Aim of the exercise.
Transcribe all of the material below word for word and leave out its pictures.

Stored data entries.
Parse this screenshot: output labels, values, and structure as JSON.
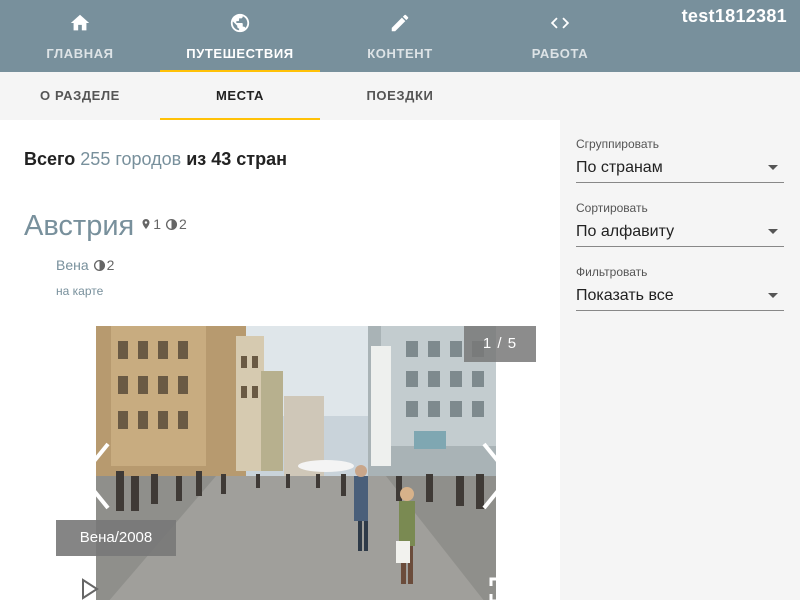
{
  "user": {
    "name": "test1812381"
  },
  "nav": {
    "tabs": [
      {
        "label": "ГЛАВНАЯ",
        "icon": "home-icon"
      },
      {
        "label": "ПУТЕШЕСТВИЯ",
        "icon": "globe-icon"
      },
      {
        "label": "КОНТЕНТ",
        "icon": "pencil-icon"
      },
      {
        "label": "РАБОТА",
        "icon": "code-icon"
      }
    ],
    "active_index": 1
  },
  "subnav": {
    "tabs": [
      {
        "label": "О РАЗДЕЛЕ"
      },
      {
        "label": "МЕСТА"
      },
      {
        "label": "ПОЕЗДКИ"
      }
    ],
    "active_index": 1
  },
  "summary": {
    "prefix": "Всего",
    "cities": "255 городов",
    "suffix": "из 43 стран"
  },
  "country": {
    "name": "Австрия",
    "places_count": "1",
    "visits_count": "2"
  },
  "city": {
    "name": "Вена",
    "visits_count": "2",
    "map_link": "на карте"
  },
  "slider": {
    "counter": "1 / 5",
    "caption": "Вена/2008"
  },
  "filters": {
    "group": {
      "label": "Сгруппировать",
      "value": "По странам"
    },
    "sort": {
      "label": "Сортировать",
      "value": "По алфавиту"
    },
    "filter": {
      "label": "Фильтровать",
      "value": "Показать все"
    }
  },
  "colors": {
    "appbar": "#78909c",
    "accent": "#ffc107",
    "link": "#78909c"
  }
}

Output of the task.
Parse this screenshot: output labels, values, and structure as JSON.
{
  "user": {
    "name": "test1812381"
  },
  "nav": {
    "tabs": [
      {
        "label": "ГЛАВНАЯ",
        "icon": "home-icon"
      },
      {
        "label": "ПУТЕШЕСТВИЯ",
        "icon": "globe-icon"
      },
      {
        "label": "КОНТЕНТ",
        "icon": "pencil-icon"
      },
      {
        "label": "РАБОТА",
        "icon": "code-icon"
      }
    ],
    "active_index": 1
  },
  "subnav": {
    "tabs": [
      {
        "label": "О РАЗДЕЛЕ"
      },
      {
        "label": "МЕСТА"
      },
      {
        "label": "ПОЕЗДКИ"
      }
    ],
    "active_index": 1
  },
  "summary": {
    "prefix": "Всего",
    "cities": "255 городов",
    "suffix": "из 43 стран"
  },
  "country": {
    "name": "Австрия",
    "places_count": "1",
    "visits_count": "2"
  },
  "city": {
    "name": "Вена",
    "visits_count": "2",
    "map_link": "на карте"
  },
  "slider": {
    "counter": "1 / 5",
    "caption": "Вена/2008"
  },
  "filters": {
    "group": {
      "label": "Сгруппировать",
      "value": "По странам"
    },
    "sort": {
      "label": "Сортировать",
      "value": "По алфавиту"
    },
    "filter": {
      "label": "Фильтровать",
      "value": "Показать все"
    }
  },
  "colors": {
    "appbar": "#78909c",
    "accent": "#ffc107",
    "link": "#78909c"
  }
}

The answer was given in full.